Exercise goal:
In your copy, include every line of the listing below exactly but none of the pictures.

Rows:
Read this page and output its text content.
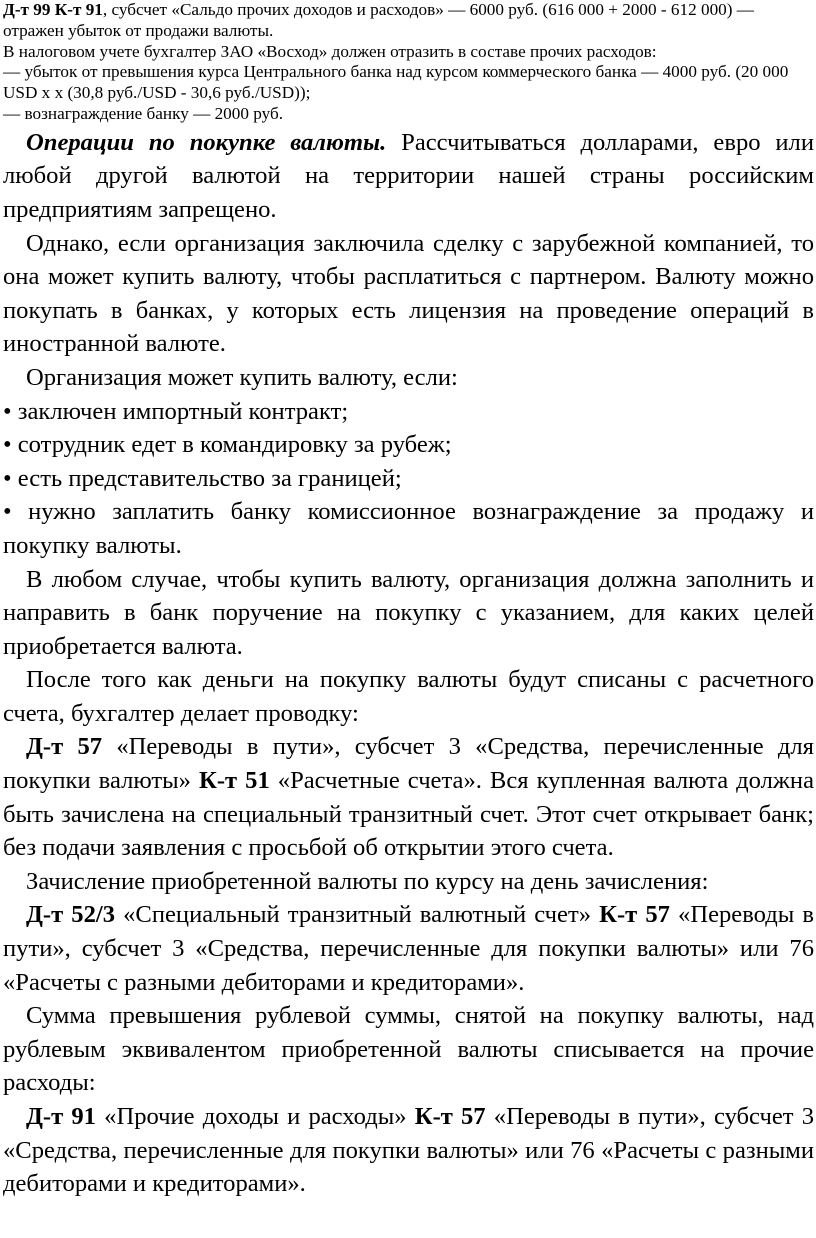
Д-т 99 К-т 91, субсчет «Сальдо прочих доходов и расходов» — 6000 руб. (616 000 + 2000 - 612 000) — отражен убыток от продажи валюты.

В налоговом учете бухгалтер ЗАО «Восход» должен отразить в составе прочих расходов:

— убыток от превышения курса Центрального банка над курсом коммерческого банка — 4000 руб. (20 000 USD х х (30,8 руб./USD - 30,6 руб./USD));

— вознаграждение банку — 2000 руб.

Операции по покупке валюты. Рассчитываться долларами, евро или любой другой валютой на территории нашей страны российским предприятиям запрещено.

Однако, если организация заключила сделку с зарубежной компанией, то она может купить валюту, чтобы расплатиться с партнером. Валюту можно покупать в банках, у которых есть лицензия на проведение операций в иностранной валюте.

Организация может купить валюту, если:

• заключен импортный контракт;

• сотрудник едет в командировку за рубеж;

• есть представительство за границей;

• нужно заплатить банку комиссионное вознаграждение за продажу и покупку валюты.

В любом случае, чтобы купить валюту, организация должна заполнить и направить в банк поручение на покупку с указанием, для каких целей приобретается валюта.

После того как деньги на покупку валюты будут списаны с расчетного счета, бухгалтер делает проводку:

Д-т 57 «Переводы в пути», субсчет 3 «Средства, перечисленные для покупки валюты» К-т 51 «Расчетные счета». Вся купленная валюта должна быть зачислена на специальный транзитный счет. Этот счет открывает банк; без подачи заявления с просьбой об открытии этого счета.

Зачисление приобретенной валюты по курсу на день зачисления:

Д-т 52/3 «Специальный транзитный валютный счет» К-т 57 «Переводы в пути», субсчет 3 «Средства, перечисленные для покупки валюты» или 76 «Расчеты с разными дебиторами и кредиторами».

Сумма превышения рублевой суммы, снятой на покупку валюты, над рублевым эквивалентом приобретенной валюты списывается на прочие расходы:

Д-т 91 «Прочие доходы и расходы» К-т 57 «Переводы в пути», субсчет 3 «Средства, перечисленные для покупки валюты» или 76 «Расчеты с разными дебиторами и кредиторами».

Solution below:
Read this page and output its text content.
Д-т 99 К-т 91, субсчет «Сальдо прочих доходов и расходов» — 6000 руб. (616 000 + 2000 - 612 000) — отражен убыток от продажи валюты.

В налоговом учете бухгалтер ЗАО «Восход» должен отразить в составе прочих расходов:

— убыток от превышения курса Центрального банка над курсом коммерческого банка — 4000 руб. (20 000 USD х х (30,8 руб./USD - 30,6 руб./USD));

— вознаграждение банку — 2000 руб.

Операции по покупке валюты. Рассчитываться долларами, евро или любой другой валютой на территории нашей страны российским предприятиям запрещено.

Однако, если организация заключила сделку с зарубежной компанией, то она может купить валюту, чтобы расплатиться с партнером. Валюту можно покупать в банках, у которых есть лицензия на проведение операций в иностранной валюте.

Организация может купить валюту, если:

• заключен импортный контракт;

• сотрудник едет в командировку за рубеж;

• есть представительство за границей;

• нужно заплатить банку комиссионное вознаграждение за продажу и покупку валюты.

В любом случае, чтобы купить валюту, организация должна заполнить и направить в банк поручение на покупку с указанием, для каких целей приобретается валюта.

После того как деньги на покупку валюты будут списаны с расчетного счета, бухгалтер делает проводку:

Д-т 57 «Переводы в пути», субсчет 3 «Средства, перечисленные для покупки валюты» К-т 51 «Расчетные счета». Вся купленная валюта должна быть зачислена на специальный транзитный счет. Этот счет открывает банк; без подачи заявления с просьбой об открытии этого счета.

Зачисление приобретенной валюты по курсу на день зачисления:

Д-т 52/3 «Специальный транзитный валютный счет» К-т 57 «Переводы в пути», субсчет 3 «Средства, перечисленные для покупки валюты» или 76 «Расчеты с разными дебиторами и кредиторами».

Сумма превышения рублевой суммы, снятой на покупку валюты, над рублевым эквивалентом приобретенной валюты списывается на прочие расходы:

Д-т 91 «Прочие доходы и расходы» К-т 57 «Переводы в пути», субсчет 3 «Средства, перечисленные для покупки валюты» или 76 «Расчеты с разными дебиторами и кредиторами».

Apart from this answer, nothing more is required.